→ Dataset entries:

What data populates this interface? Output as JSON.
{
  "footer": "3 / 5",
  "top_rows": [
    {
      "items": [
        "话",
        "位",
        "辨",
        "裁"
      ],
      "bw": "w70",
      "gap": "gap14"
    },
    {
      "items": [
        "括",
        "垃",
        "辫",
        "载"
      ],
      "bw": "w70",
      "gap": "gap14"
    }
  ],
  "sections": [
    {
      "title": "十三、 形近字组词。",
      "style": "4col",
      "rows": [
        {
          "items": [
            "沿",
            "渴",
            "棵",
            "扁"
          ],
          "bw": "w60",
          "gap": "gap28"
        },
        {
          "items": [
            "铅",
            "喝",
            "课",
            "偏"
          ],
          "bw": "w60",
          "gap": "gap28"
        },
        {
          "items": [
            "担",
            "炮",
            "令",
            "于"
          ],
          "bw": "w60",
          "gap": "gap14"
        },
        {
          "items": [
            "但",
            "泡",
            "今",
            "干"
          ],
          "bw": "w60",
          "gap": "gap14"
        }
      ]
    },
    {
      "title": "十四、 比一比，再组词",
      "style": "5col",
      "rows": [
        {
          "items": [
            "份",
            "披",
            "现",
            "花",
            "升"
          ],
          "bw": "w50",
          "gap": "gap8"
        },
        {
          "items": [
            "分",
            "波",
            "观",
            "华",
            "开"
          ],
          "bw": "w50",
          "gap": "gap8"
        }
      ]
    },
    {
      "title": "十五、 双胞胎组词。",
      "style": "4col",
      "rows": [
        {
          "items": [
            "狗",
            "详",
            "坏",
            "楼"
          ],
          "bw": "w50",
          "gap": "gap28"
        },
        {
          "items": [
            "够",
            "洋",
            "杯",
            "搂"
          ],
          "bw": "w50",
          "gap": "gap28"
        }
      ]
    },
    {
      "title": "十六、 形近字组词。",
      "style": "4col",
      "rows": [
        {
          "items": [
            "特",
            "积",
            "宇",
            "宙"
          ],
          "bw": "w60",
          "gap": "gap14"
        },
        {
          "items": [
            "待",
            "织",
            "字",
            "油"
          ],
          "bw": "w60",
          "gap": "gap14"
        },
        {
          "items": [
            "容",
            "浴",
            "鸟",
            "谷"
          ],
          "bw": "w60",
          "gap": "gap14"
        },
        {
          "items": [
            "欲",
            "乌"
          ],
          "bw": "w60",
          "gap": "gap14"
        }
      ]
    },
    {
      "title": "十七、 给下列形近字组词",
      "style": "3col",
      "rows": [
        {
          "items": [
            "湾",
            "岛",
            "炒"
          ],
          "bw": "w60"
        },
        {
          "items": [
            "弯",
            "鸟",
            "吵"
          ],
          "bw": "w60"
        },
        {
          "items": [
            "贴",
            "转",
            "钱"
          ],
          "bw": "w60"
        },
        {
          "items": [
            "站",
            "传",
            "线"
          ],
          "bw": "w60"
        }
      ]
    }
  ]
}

→ Exercise aim:
Check each line of the records for the word "title" and extract those that contain it.

→ Solution to this exercise:
      "title": "十三、 形近字组词。",
      "title": "十四、 比一比，再组词",
      "title": "十五、 双胞胎组词。",
      "title": "十六、 形近字组词。",
      "title": "十七、 给下列形近字组词",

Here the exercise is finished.